• _DATASET_
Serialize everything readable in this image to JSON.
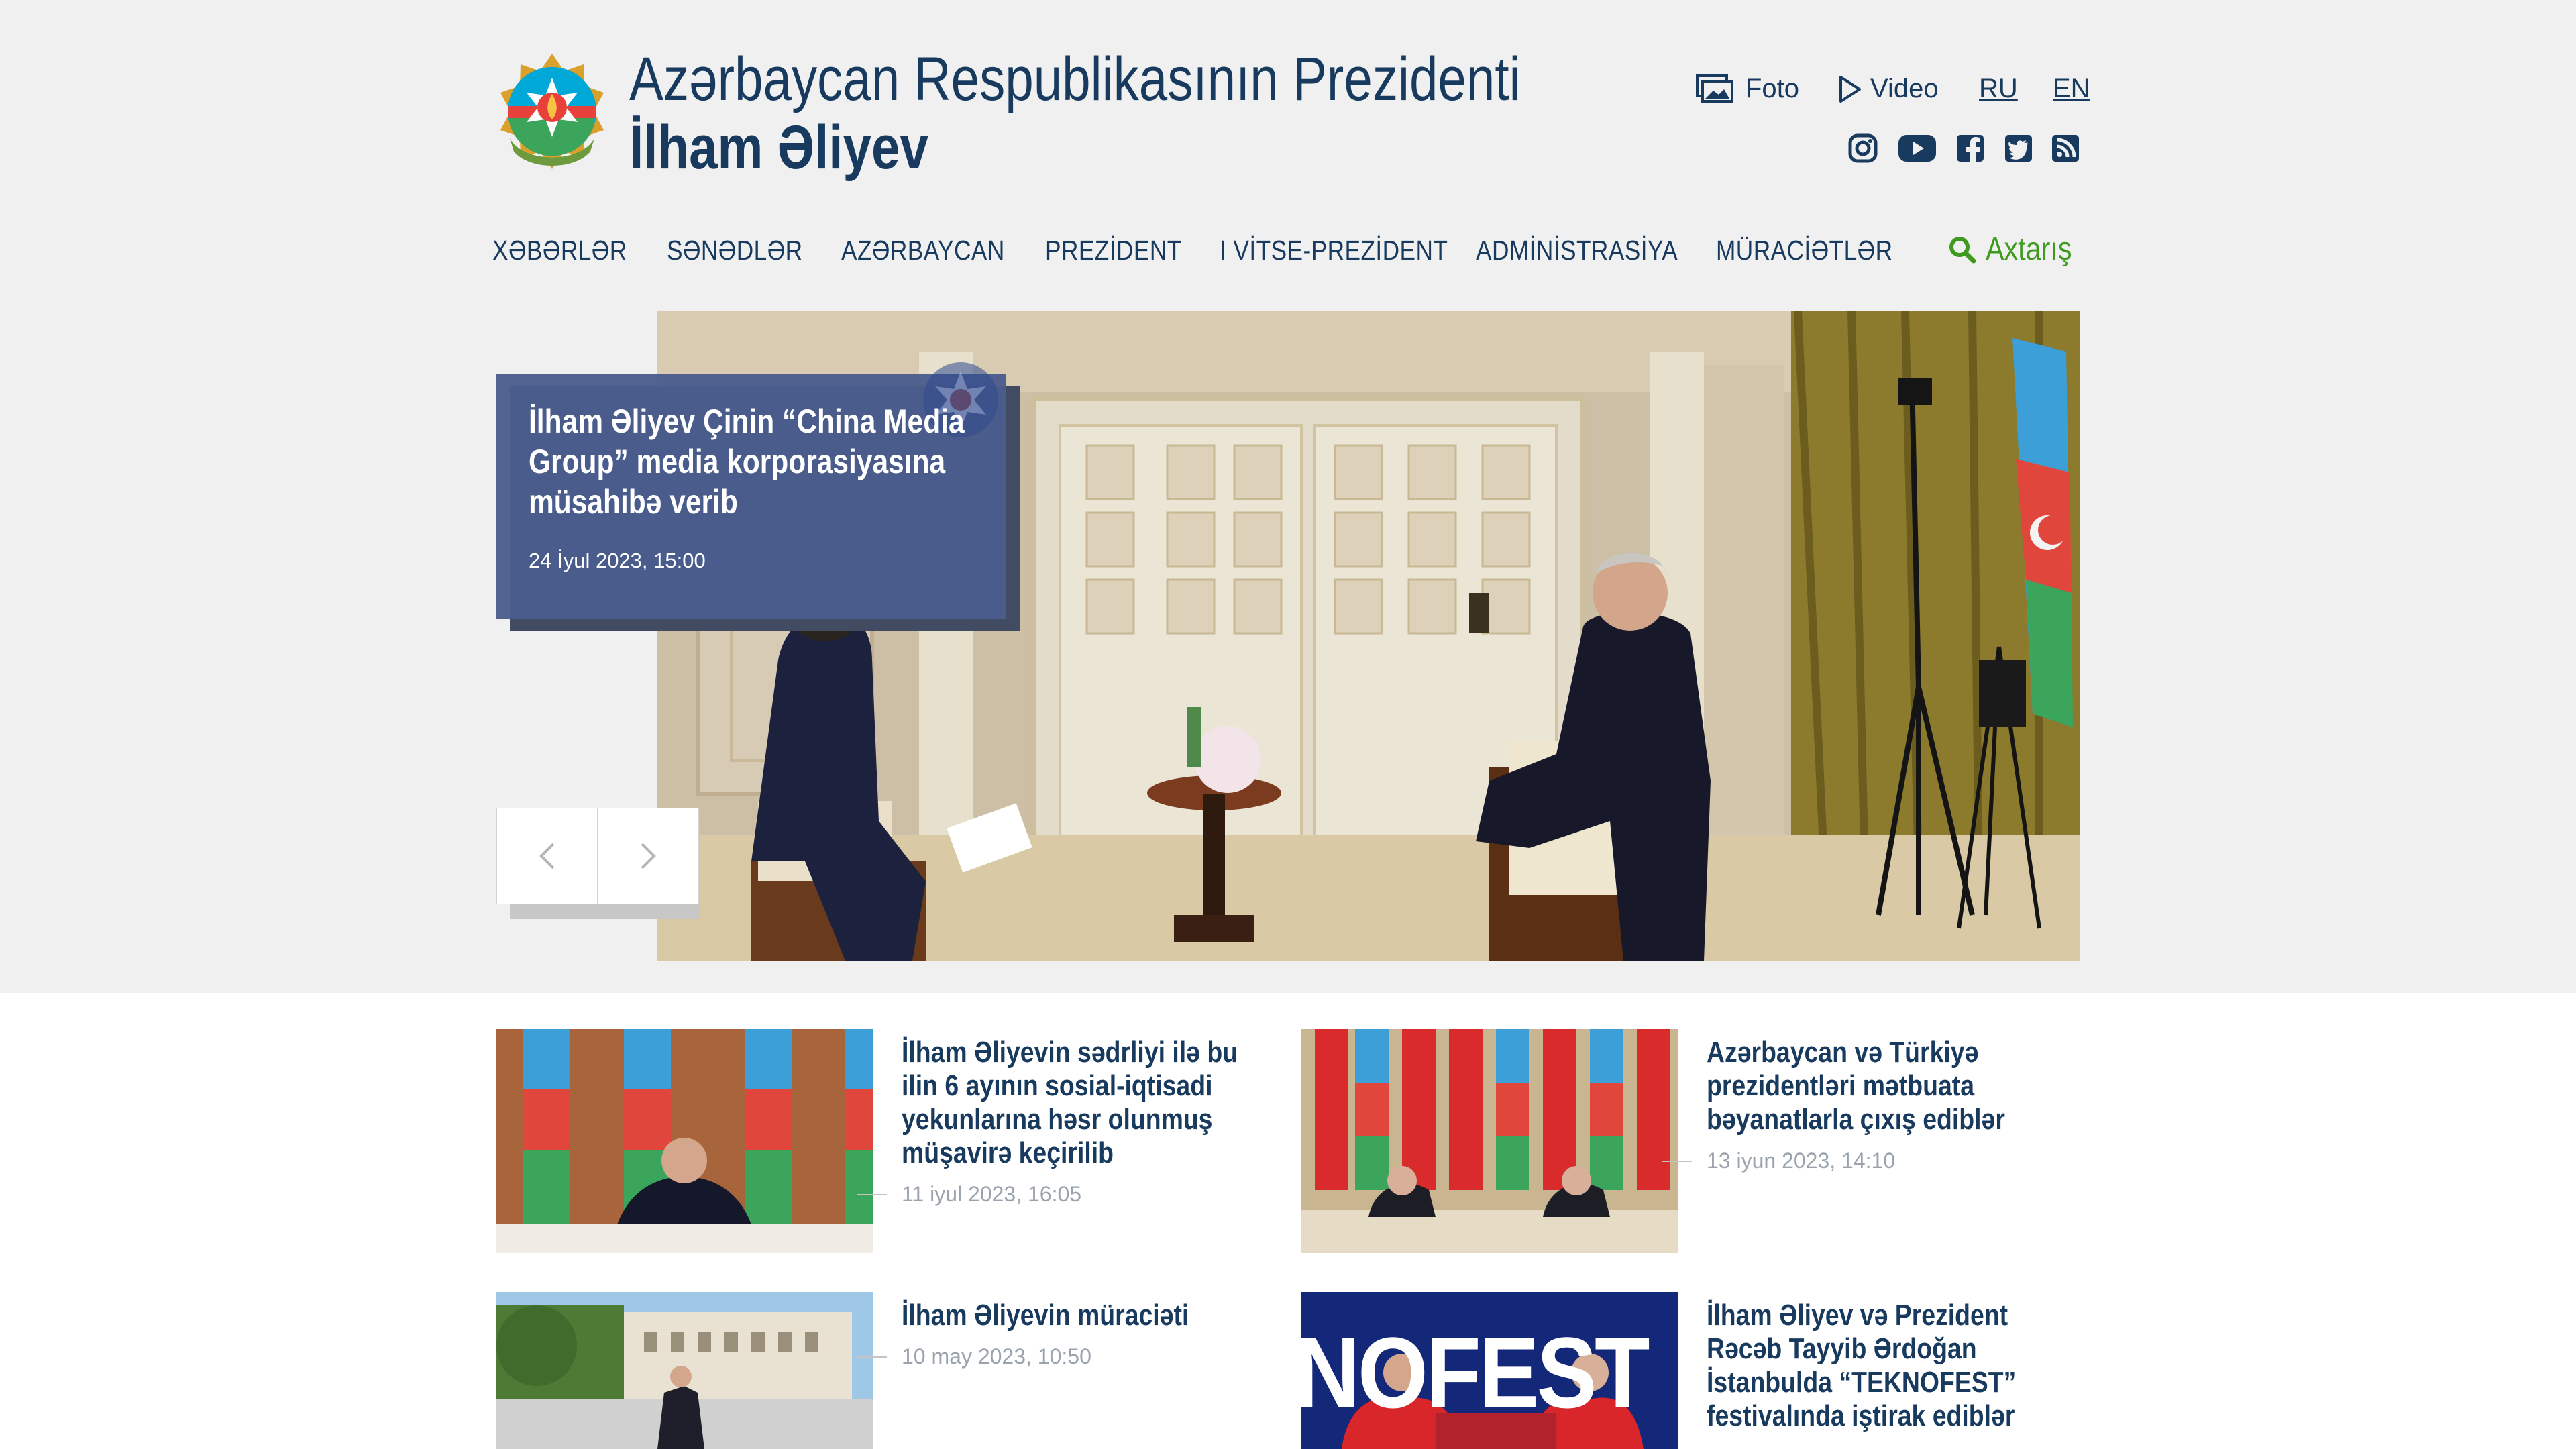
{
  "header": {
    "title_line1": "Azərbaycan Respublikasının Prezidenti",
    "title_line2": "İlham Əliyev",
    "links": {
      "photo": "Foto",
      "video": "Video",
      "ru": "RU",
      "en": "EN"
    },
    "social_icons": [
      "instagram-icon",
      "youtube-icon",
      "facebook-icon",
      "twitter-icon",
      "rss-icon"
    ]
  },
  "menu": {
    "items": [
      "XƏBƏRLƏR",
      "SƏNƏDLƏR",
      "AZƏRBAYCAN",
      "PREZİDENT",
      "I VİTSE-PREZİDENT",
      "ADMİNİSTRASİYA",
      "MÜRACİƏTLƏR"
    ],
    "search_label": "Axtarış"
  },
  "hero": {
    "title": "İlham Əliyev Çinin “China Media Group” media korporasiyasına müsahibə verib",
    "date": "24 İyul 2023, 15:00"
  },
  "news": [
    {
      "title": "İlham Əliyevin sədrliyi ilə bu ilin 6 ayının sosial-iqtisadi yekunlarına həsr olunmuş müşavirə keçirilib",
      "date": "11 iyul 2023, 16:05"
    },
    {
      "title": "Azərbaycan və Türkiyə prezidentləri mətbuata bəyanatlarla çıxış ediblər",
      "date": "13 iyun 2023, 14:10"
    },
    {
      "title": "İlham Əliyevin müraciəti",
      "date": "10 may 2023, 10:50"
    },
    {
      "title": "İlham Əliyev və Prezident Rəcəb Tayyib Ərdoğan İstanbulda “TEKNOFEST” festivalında iştirak ediblər",
      "date": ""
    },
    {
      "thumb_text": "NOFEST"
    }
  ],
  "colors": {
    "navy": "#173a5e",
    "accent_green": "#3f9a1f",
    "hero_card": "#4b5d8d",
    "date_gray": "#9aa3ad"
  }
}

• _AIM_
Write out all the entries again, word for word, and print no images.

• _RESPONSE TO THE EXERCISE_
Serialize everything readable in this image to JSON.
{
  "header": {
    "title_line1": "Azərbaycan Respublikasının Prezidenti",
    "title_line2": "İlham Əliyev",
    "links": {
      "photo": "Foto",
      "video": "Video",
      "ru": "RU",
      "en": "EN"
    },
    "social_icons": [
      "instagram-icon",
      "youtube-icon",
      "facebook-icon",
      "twitter-icon",
      "rss-icon"
    ]
  },
  "menu": {
    "items": [
      "XƏBƏRLƏR",
      "SƏNƏDLƏR",
      "AZƏRBAYCAN",
      "PREZİDENT",
      "I VİTSE-PREZİDENT",
      "ADMİNİSTRASİYA",
      "MÜRACİƏTLƏR"
    ],
    "search_label": "Axtarış"
  },
  "hero": {
    "title": "İlham Əliyev Çinin “China Media Group” media korporasiyasına müsahibə verib",
    "date": "24 İyul 2023, 15:00"
  },
  "news": [
    {
      "title": "İlham Əliyevin sədrliyi ilə bu ilin 6 ayının sosial-iqtisadi yekunlarına həsr olunmuş müşavirə keçirilib",
      "date": "11 iyul 2023, 16:05"
    },
    {
      "title": "Azərbaycan və Türkiyə prezidentləri mətbuata bəyanatlarla çıxış ediblər",
      "date": "13 iyun 2023, 14:10"
    },
    {
      "title": "İlham Əliyevin müraciəti",
      "date": "10 may 2023, 10:50"
    },
    {
      "title": "İlham Əliyev və Prezident Rəcəb Tayyib Ərdoğan İstanbulda “TEKNOFEST” festivalında iştirak ediblər",
      "date": ""
    },
    {
      "thumb_text": "NOFEST"
    }
  ],
  "colors": {
    "navy": "#173a5e",
    "accent_green": "#3f9a1f",
    "hero_card": "#4b5d8d",
    "date_gray": "#9aa3ad"
  }
}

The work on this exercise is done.